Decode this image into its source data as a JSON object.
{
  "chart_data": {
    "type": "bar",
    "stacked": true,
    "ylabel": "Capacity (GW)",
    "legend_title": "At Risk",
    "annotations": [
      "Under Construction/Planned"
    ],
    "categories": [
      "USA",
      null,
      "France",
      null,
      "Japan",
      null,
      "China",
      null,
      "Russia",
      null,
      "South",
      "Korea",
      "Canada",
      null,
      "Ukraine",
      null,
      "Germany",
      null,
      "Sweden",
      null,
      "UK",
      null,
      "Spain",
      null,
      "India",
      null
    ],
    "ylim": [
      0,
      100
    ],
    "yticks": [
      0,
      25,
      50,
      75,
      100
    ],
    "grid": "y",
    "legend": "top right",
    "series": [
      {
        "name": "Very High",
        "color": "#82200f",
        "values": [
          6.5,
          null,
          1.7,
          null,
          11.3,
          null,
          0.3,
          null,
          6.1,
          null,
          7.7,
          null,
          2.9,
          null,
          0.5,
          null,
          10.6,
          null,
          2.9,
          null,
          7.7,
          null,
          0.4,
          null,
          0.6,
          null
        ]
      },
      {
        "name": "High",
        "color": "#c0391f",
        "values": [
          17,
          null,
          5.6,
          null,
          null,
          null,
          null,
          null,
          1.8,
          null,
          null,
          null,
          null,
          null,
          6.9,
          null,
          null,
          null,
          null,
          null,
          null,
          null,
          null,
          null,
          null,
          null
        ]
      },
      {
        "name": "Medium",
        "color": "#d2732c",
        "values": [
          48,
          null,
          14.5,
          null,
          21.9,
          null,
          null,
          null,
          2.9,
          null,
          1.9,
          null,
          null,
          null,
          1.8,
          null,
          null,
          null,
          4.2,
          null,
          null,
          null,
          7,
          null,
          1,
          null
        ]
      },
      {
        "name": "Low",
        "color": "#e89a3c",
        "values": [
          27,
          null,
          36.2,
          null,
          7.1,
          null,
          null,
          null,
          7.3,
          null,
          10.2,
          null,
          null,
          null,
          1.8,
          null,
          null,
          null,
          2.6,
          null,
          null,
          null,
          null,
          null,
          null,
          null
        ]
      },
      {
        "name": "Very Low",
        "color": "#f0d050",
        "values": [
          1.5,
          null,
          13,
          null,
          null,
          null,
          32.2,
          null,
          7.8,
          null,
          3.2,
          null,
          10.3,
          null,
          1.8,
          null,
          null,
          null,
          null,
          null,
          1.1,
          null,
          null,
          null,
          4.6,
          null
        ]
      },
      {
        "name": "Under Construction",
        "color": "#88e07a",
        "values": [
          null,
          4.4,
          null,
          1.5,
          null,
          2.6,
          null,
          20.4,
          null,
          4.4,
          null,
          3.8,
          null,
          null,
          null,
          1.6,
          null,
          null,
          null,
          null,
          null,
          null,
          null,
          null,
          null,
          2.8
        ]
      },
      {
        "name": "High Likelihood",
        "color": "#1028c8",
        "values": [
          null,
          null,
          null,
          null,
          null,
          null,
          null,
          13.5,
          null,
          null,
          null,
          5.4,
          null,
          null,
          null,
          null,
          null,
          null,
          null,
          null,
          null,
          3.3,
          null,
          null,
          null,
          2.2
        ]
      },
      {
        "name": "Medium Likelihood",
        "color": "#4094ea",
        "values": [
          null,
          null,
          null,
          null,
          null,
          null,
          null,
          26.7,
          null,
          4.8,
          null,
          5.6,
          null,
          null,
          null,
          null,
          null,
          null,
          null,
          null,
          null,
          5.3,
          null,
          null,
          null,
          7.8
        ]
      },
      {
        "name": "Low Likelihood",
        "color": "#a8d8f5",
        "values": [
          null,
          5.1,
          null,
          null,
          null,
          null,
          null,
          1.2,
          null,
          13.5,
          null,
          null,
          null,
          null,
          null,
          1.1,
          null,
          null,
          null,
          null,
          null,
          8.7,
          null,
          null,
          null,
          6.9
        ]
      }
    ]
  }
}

----

• **YOUR GOAL**
Of the lines in the records, determine how many contain the word "Construction", and report that number alone.

• **WRITTEN SOLUTION**
2